Given instruction -
Copy out, with no changes, the lines from the one containing "y-tick-label: 60 bbox=[133, 295, 149, 311]" up to and including the one containing "y-axis-label: Quantum efficiency".

─── Information supplied

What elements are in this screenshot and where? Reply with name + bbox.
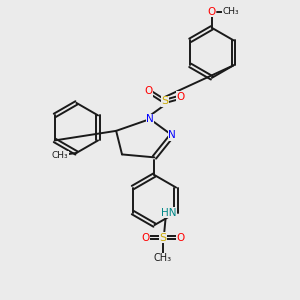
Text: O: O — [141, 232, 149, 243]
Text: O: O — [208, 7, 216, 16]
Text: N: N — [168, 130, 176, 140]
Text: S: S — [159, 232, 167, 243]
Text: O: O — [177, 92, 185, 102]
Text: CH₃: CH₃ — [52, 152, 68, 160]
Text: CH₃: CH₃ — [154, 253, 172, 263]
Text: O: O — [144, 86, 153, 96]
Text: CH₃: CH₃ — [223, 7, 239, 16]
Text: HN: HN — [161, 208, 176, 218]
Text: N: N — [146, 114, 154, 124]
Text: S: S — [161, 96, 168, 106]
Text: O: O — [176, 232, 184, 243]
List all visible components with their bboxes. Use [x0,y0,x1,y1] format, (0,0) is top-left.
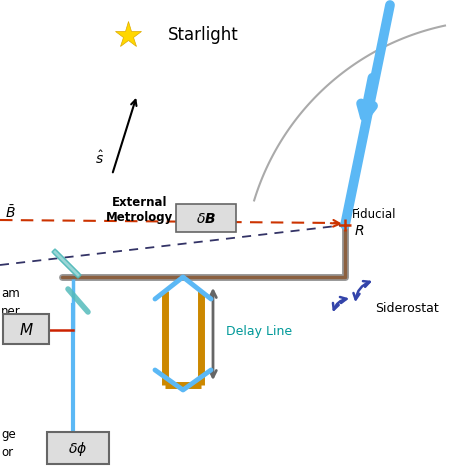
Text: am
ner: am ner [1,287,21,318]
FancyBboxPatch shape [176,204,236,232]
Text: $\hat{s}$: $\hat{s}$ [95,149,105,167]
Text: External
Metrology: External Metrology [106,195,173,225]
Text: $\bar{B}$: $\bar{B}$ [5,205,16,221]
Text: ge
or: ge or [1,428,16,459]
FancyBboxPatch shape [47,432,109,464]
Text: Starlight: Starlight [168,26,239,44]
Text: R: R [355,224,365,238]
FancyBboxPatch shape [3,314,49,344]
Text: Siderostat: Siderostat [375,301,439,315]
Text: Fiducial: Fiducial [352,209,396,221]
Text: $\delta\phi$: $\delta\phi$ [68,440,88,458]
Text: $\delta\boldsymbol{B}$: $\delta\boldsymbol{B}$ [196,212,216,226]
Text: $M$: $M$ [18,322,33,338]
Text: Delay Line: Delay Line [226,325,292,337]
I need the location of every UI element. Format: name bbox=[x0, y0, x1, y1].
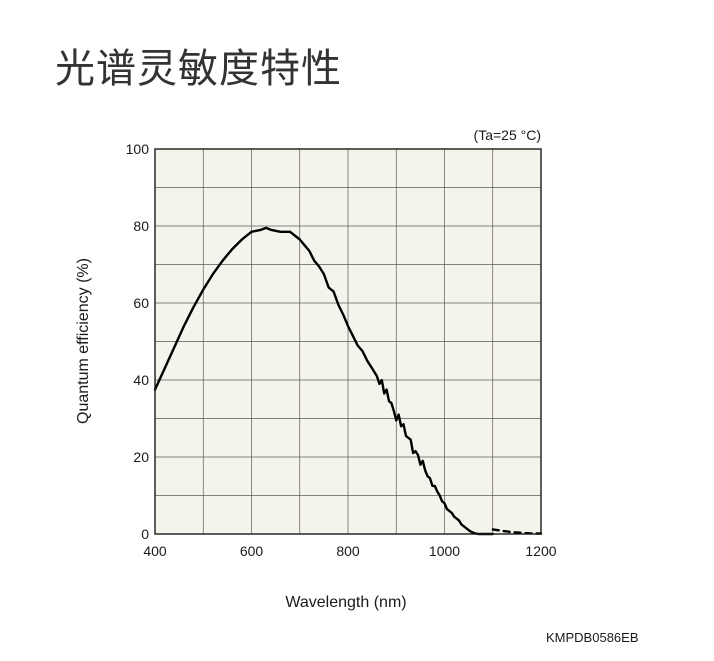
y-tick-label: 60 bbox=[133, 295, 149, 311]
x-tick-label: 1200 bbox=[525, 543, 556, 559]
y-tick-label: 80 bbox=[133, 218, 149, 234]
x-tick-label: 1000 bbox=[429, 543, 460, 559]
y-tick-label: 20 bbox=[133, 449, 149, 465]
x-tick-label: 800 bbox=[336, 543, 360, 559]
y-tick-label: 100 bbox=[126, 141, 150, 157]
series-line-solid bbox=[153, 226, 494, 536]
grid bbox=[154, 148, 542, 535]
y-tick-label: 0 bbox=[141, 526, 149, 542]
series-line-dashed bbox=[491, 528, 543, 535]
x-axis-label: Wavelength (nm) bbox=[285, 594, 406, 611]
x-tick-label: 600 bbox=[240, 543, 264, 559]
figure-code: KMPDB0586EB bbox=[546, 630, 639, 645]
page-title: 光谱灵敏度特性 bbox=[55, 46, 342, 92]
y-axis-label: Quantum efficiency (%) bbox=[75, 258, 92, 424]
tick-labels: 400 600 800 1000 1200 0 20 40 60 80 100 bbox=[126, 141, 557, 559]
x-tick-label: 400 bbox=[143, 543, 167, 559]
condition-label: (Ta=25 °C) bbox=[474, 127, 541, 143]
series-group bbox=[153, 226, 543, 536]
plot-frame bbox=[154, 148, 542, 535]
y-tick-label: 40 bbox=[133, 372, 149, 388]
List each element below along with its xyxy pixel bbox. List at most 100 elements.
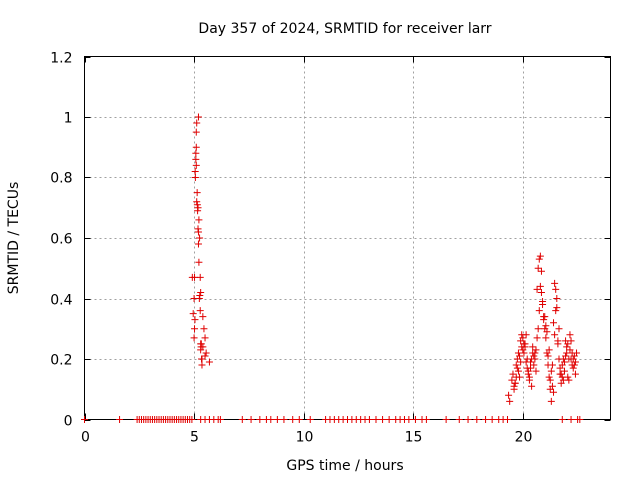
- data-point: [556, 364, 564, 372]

──────

Exercise result -
y-tick-label: 60 bbox=[133, 295, 149, 311]
x-tick-label: 1200 bbox=[525, 543, 556, 559]
y-tick-label: 80 bbox=[133, 218, 149, 234]
x-tick-label: 1000 bbox=[429, 543, 460, 559]
y-tick-label: 20 bbox=[133, 449, 149, 465]
x-tick-label: 800 bbox=[336, 543, 360, 559]
y-tick-label: 100 bbox=[126, 141, 150, 157]
series-line-solid bbox=[153, 226, 494, 536]
grid bbox=[154, 148, 542, 535]
y-tick-label: 0 bbox=[141, 526, 149, 542]
series-line-dashed bbox=[491, 528, 543, 535]
x-axis-label: Wavelength (nm) bbox=[285, 594, 406, 611]
x-tick-label: 600 bbox=[240, 543, 264, 559]
figure-code: KMPDB0586EB bbox=[546, 630, 639, 645]
page-title: 光谱灵敏度特性 bbox=[55, 46, 342, 92]
y-axis-label: Quantum efficiency (%) bbox=[75, 258, 92, 424]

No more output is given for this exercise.